§ **Input for this task**

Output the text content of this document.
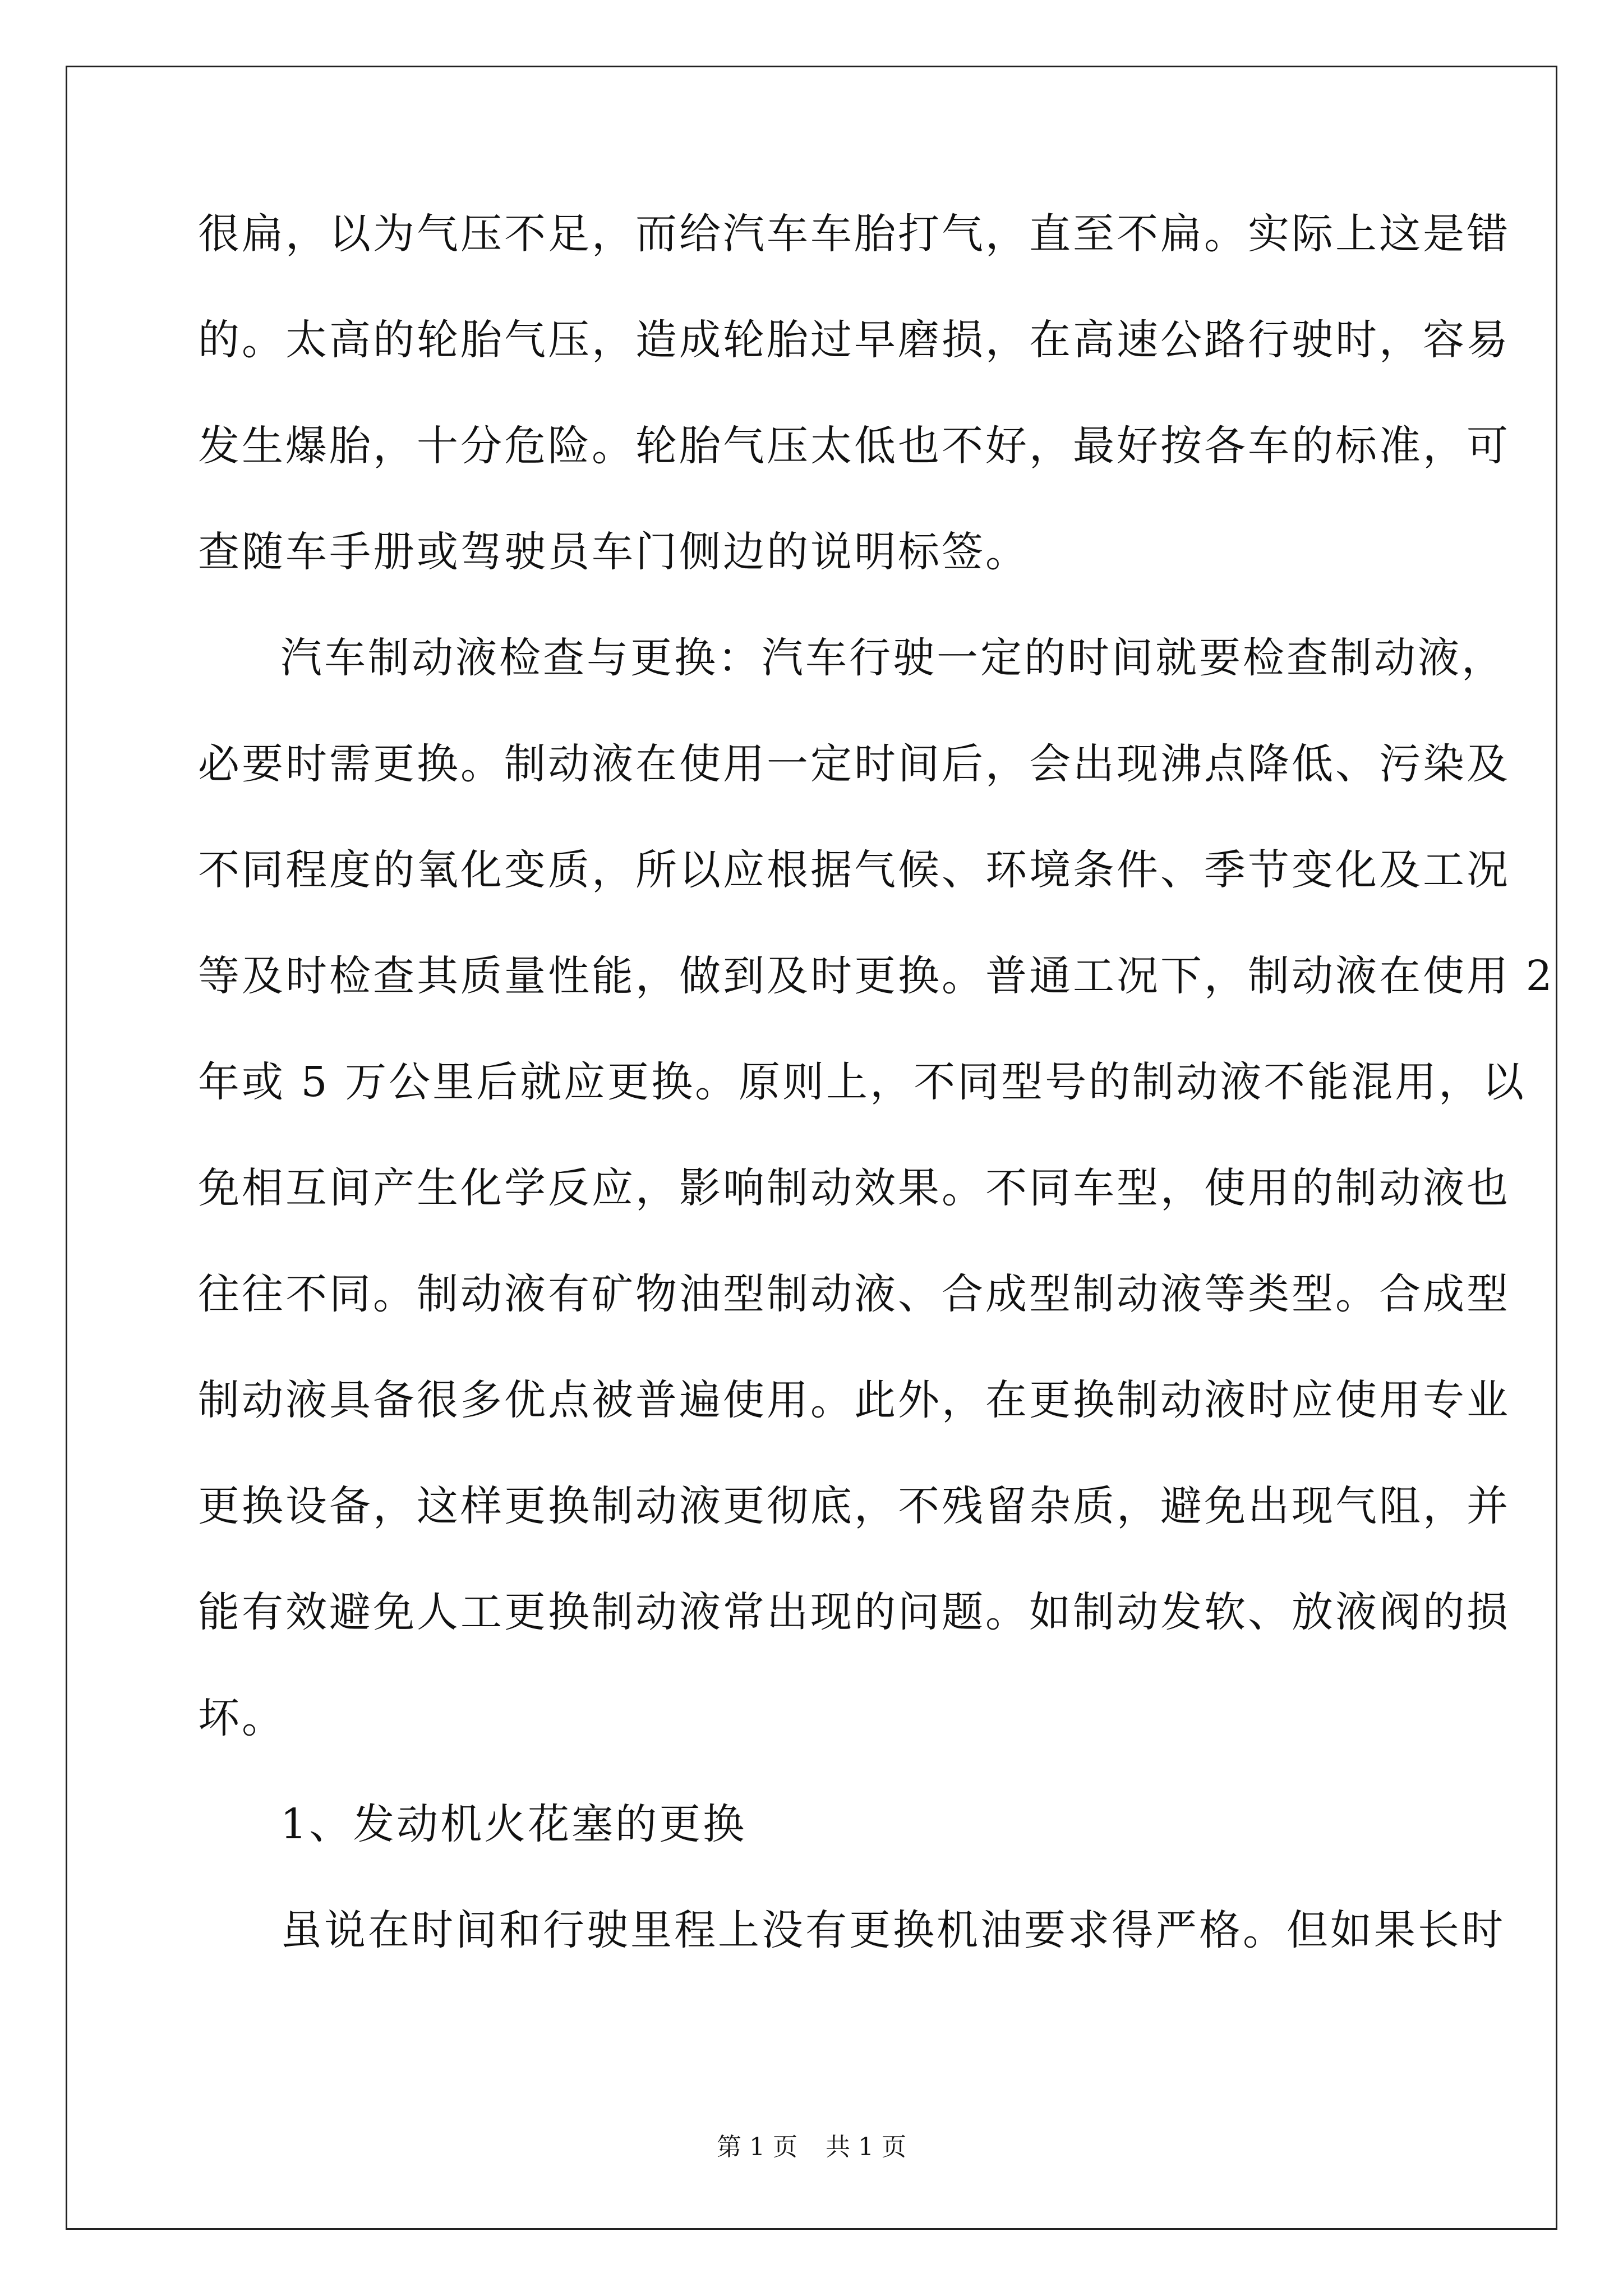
很扁，以为气压不足，而给汽车车胎打气，直至不扁。实际上这是错
的。太高的轮胎气压，造成轮胎过早磨损，在高速公路行驶时，容易
发生爆胎，十分危险。轮胎气压太低也不好，最好按各车的标准，可
查随车手册或驾驶员车门侧边的说明标签。
汽车制动液检查与更换：汽车行驶一定的时间就要检查制动液，
必要时需更换。制动液在使用一定时间后，会出现沸点降低、污染及
不同程度的氧化变质，所以应根据气候、环境条件、季节变化及工况
等及时检查其质量性能，做到及时更换。普通工况下，制动液在使用 2
年或 5 万公里后就应更换。原则上，不同型号的制动液不能混用，以
免相互间产生化学反应，影响制动效果。不同车型，使用的制动液也
往往不同。制动液有矿物油型制动液、合成型制动液等类型。合成型
制动液具备很多优点被普遍使用。此外，在更换制动液时应使用专业
更换设备，这样更换制动液更彻底，不残留杂质，避免出现气阻，并
能有效避免人工更换制动液常出现的问题。如制动发软、放液阀的损
坏。
1、发动机火花塞的更换
虽说在时间和行驶里程上没有更换机油要求得严格。但如果长时
第 1 页 共 1 页
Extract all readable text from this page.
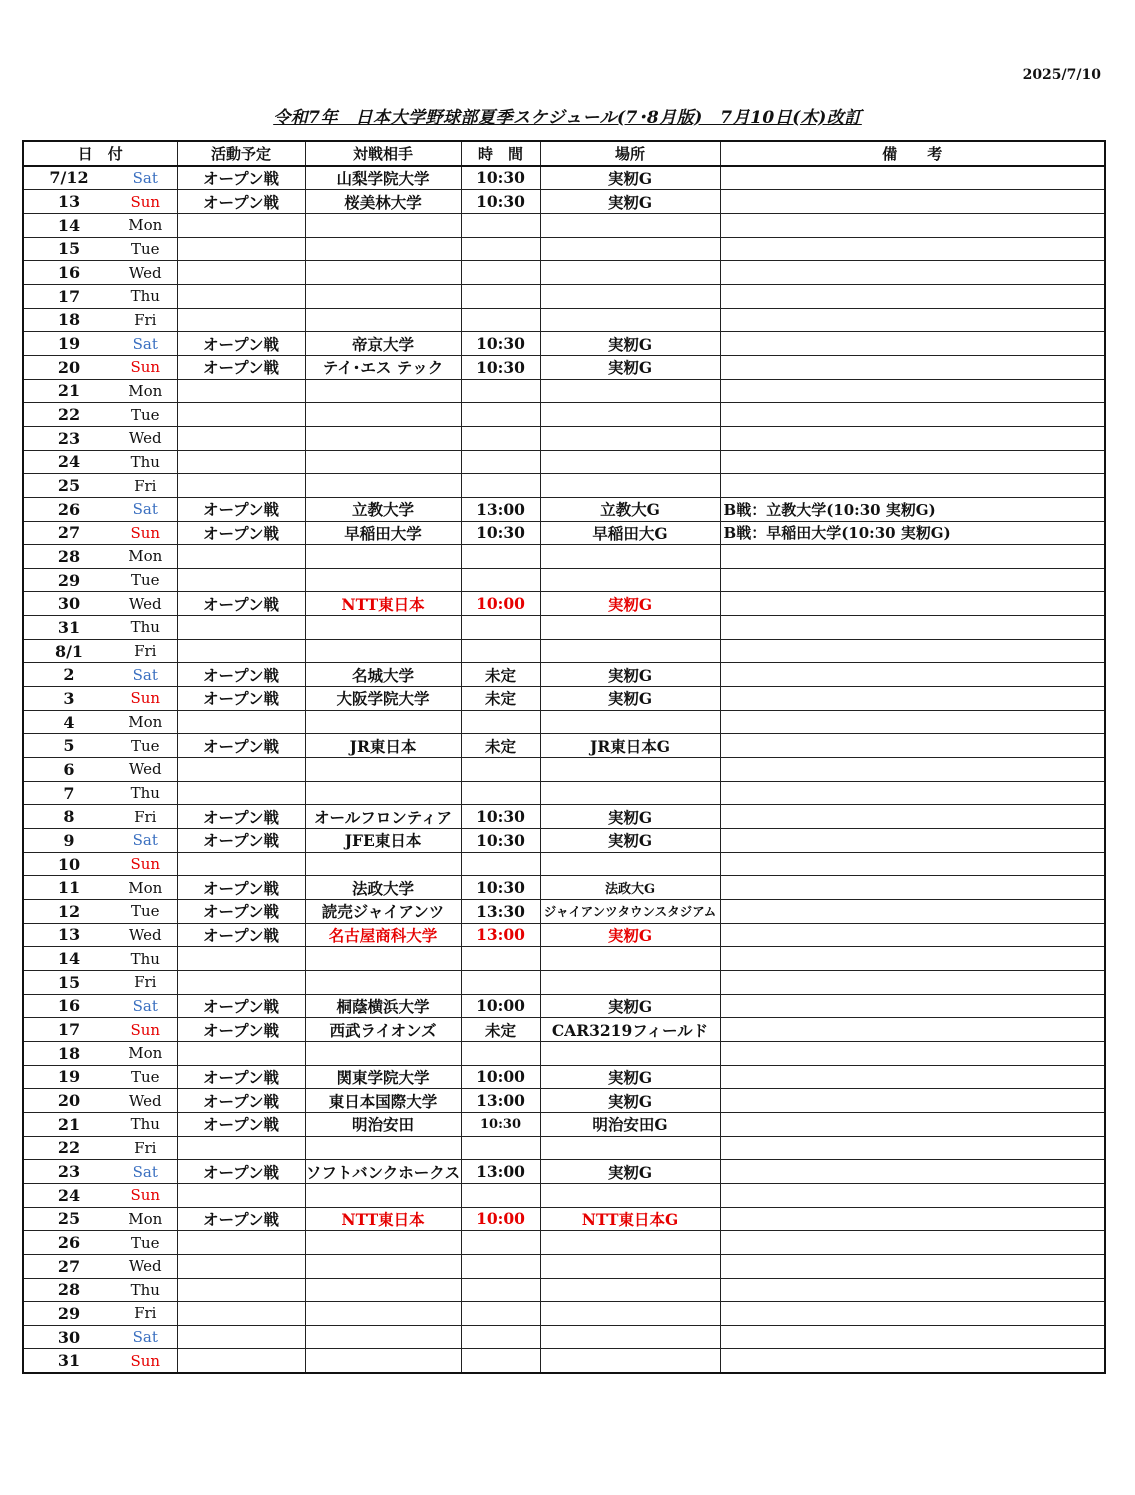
2025/7/10
令和7年　日本大学野球部夏季スケジュール(7･8月版)　7月10日(木)改訂
日　付		活動予定	対戦相手	時　間	場所	備　　考
7/12	Sat	オープン戦	山梨学院大学	10:30	実籾G	
13	Sun	オープン戦	桜美林大学	10:30	実籾G	
14	Mon					
15	Tue					
16	Wed					
17	Thu					
18	Fri					
19	Sat	オープン戦	帝京大学	10:30	実籾G	
20	Sun	オープン戦	テイ･エス テック	10:30	実籾G	
21	Mon					
22	Tue					
23	Wed					
24	Thu					
25	Fri					
26	Sat	オープン戦	立教大学	13:00	立教大G	B戦：立教大学(10:30 実籾G)
27	Sun	オープン戦	早稲田大学	10:30	早稲田大G	B戦：早稲田大学(10:30 実籾G)
28	Mon					
29	Tue					
30	Wed	オープン戦	NTT東日本	10:00	実籾G	
31	Thu					
8/1	Fri					
2	Sat	オープン戦	名城大学	未定	実籾G	
3	Sun	オープン戦	大阪学院大学	未定	実籾G	
4	Mon					
5	Tue	オープン戦	JR東日本	未定	JR東日本G	
6	Wed					
7	Thu					
8	Fri	オープン戦	オールフロンティア	10:30	実籾G	
9	Sat	オープン戦	JFE東日本	10:30	実籾G	
10	Sun					
11	Mon	オープン戦	法政大学	10:30	法政大G	
12	Tue	オープン戦	読売ジャイアンツ	13:30	ジャイアンツタウンスタジアム	
13	Wed	オープン戦	名古屋商科大学	13:00	実籾G	
14	Thu					
15	Fri					
16	Sat	オープン戦	桐蔭横浜大学	10:00	実籾G	
17	Sun	オープン戦	西武ライオンズ	未定	CAR3219フィールド	
18	Mon					
19	Tue	オープン戦	関東学院大学	10:00	実籾G	
20	Wed	オープン戦	東日本国際大学	13:00	実籾G	
21	Thu	オープン戦	明治安田	10:30	明治安田G	
22	Fri					
23	Sat	オープン戦	ソフトバンクホークス	13:00	実籾G	
24	Sun					
25	Mon	オープン戦	NTT東日本	10:00	NTT東日本G	
26	Tue					
27	Wed					
28	Thu					
29	Fri					
30	Sat					
31	Sun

§ **Given exercise**
In the records above, collect each line with "NTT東日本".

§ **Complete output**
30	Wed	オープン戦	NTT東日本	10:00	実籾G	
25	Mon	オープン戦	NTT東日本	10:00	NTT東日本G	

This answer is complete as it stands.